═══ RECORDS TO USE ═══

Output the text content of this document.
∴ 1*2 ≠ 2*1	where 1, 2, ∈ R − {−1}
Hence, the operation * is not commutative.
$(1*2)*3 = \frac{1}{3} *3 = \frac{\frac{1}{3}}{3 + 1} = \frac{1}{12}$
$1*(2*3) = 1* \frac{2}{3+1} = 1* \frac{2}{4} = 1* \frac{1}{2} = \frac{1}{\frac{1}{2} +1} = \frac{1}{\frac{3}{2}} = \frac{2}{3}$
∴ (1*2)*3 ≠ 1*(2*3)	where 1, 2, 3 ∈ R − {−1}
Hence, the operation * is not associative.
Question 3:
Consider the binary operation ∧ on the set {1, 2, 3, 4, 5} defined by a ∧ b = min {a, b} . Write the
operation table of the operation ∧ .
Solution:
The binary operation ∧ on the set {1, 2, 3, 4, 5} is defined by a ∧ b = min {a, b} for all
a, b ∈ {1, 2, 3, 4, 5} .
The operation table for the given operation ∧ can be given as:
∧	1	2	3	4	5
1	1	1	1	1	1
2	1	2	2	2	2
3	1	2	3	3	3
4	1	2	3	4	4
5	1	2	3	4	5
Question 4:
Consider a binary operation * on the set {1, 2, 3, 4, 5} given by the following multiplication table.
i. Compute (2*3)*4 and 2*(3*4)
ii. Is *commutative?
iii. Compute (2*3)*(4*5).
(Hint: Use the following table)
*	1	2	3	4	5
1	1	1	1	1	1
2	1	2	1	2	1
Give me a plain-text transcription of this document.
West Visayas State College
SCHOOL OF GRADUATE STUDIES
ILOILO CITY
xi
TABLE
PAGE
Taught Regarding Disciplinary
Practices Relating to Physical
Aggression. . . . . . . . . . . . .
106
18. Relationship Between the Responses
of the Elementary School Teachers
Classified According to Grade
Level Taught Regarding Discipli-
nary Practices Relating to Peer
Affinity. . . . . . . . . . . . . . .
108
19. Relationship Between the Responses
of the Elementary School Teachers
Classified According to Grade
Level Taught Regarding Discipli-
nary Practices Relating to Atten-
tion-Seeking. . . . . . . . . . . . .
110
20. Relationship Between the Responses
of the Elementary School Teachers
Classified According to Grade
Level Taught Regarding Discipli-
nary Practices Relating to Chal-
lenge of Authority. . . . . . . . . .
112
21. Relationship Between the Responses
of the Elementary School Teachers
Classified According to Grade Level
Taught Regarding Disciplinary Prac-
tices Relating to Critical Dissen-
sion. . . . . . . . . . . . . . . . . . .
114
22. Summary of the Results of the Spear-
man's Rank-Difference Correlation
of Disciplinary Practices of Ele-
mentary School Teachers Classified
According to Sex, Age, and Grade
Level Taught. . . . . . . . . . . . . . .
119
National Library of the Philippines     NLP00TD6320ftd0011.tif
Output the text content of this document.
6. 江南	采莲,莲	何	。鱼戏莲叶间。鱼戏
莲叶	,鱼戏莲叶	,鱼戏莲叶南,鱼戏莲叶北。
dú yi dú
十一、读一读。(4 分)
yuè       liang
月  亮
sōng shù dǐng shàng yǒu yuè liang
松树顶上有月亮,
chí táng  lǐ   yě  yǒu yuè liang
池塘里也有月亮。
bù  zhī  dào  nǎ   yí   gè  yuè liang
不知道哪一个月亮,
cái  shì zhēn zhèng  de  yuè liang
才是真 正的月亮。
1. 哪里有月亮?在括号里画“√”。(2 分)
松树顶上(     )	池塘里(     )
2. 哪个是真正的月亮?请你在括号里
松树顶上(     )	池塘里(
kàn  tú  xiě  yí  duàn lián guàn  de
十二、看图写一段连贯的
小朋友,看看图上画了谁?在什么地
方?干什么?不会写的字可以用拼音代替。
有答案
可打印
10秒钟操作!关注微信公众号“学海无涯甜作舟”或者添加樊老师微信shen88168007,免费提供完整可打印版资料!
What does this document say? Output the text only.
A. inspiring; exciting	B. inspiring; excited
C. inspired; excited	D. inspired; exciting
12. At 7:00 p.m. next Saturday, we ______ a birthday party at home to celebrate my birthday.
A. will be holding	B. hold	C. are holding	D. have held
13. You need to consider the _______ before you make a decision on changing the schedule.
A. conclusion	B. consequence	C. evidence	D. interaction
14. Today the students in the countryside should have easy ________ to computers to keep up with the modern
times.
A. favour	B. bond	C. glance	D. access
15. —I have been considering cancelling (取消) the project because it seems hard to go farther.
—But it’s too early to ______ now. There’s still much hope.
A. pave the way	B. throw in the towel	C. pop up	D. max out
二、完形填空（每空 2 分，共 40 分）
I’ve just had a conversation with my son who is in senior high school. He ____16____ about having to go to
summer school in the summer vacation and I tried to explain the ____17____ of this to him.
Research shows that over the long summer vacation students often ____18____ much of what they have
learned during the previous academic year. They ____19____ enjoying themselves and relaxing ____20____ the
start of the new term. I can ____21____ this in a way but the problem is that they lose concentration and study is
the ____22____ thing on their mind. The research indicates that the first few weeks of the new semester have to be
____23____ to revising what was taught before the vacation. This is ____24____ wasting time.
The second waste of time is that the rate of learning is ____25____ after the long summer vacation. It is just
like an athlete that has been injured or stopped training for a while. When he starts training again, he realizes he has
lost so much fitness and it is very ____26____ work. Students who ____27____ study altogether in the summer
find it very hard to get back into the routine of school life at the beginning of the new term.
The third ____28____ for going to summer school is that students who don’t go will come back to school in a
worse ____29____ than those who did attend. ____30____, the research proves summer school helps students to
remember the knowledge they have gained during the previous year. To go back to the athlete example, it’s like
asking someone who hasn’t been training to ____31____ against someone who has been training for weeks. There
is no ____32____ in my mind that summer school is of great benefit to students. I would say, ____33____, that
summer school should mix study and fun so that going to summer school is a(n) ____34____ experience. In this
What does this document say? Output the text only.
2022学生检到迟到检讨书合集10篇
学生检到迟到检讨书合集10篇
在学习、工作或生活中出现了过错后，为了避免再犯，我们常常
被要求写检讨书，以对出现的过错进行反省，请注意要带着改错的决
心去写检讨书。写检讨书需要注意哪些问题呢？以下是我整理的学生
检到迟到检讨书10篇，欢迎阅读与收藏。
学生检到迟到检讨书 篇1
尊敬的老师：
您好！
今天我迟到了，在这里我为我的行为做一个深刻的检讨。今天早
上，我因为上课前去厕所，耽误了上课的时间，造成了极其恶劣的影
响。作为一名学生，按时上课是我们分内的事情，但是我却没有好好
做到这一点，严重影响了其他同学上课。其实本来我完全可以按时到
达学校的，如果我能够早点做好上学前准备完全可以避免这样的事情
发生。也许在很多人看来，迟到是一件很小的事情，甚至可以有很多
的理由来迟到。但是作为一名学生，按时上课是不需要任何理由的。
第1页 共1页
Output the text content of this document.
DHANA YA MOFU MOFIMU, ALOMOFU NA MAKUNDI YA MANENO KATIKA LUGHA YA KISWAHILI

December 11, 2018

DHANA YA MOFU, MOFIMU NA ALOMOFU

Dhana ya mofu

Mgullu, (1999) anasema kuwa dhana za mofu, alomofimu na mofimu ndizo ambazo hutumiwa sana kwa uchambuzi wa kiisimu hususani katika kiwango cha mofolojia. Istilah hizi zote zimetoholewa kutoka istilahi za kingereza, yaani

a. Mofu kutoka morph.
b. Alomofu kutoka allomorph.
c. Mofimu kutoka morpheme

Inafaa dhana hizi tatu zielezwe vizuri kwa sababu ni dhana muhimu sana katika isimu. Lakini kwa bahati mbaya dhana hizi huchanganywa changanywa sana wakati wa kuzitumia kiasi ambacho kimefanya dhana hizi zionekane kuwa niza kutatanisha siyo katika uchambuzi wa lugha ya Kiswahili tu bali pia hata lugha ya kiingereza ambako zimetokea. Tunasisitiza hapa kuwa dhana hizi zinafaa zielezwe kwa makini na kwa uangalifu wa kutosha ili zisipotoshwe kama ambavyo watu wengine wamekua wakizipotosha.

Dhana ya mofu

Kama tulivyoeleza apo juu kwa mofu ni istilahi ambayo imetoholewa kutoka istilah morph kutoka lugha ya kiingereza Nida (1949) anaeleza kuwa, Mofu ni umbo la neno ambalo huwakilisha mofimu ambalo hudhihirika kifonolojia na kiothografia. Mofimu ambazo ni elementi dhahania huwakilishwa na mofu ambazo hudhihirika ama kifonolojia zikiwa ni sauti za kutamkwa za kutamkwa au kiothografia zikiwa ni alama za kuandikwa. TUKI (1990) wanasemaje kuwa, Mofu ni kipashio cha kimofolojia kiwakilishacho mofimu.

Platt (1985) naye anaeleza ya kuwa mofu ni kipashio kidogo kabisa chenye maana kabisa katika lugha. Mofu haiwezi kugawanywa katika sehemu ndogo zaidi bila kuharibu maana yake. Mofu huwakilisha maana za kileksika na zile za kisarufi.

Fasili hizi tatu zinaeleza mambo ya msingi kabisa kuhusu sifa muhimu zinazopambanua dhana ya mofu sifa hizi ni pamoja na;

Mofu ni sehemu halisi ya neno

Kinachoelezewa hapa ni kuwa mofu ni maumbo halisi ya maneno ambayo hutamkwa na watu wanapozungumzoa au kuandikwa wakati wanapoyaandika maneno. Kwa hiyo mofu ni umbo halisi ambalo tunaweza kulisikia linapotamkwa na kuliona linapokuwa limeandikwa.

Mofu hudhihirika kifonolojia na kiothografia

═══

Copy out each line of the records where the string "back" appears.

find it very hard to get back into the routine of school life at the beginning of the new term.
The third ____28____ for going to summer school is that students who don’t go will come back to school in a
remember the knowledge they have gained during the previous year. To go back to the athlete example, it’s like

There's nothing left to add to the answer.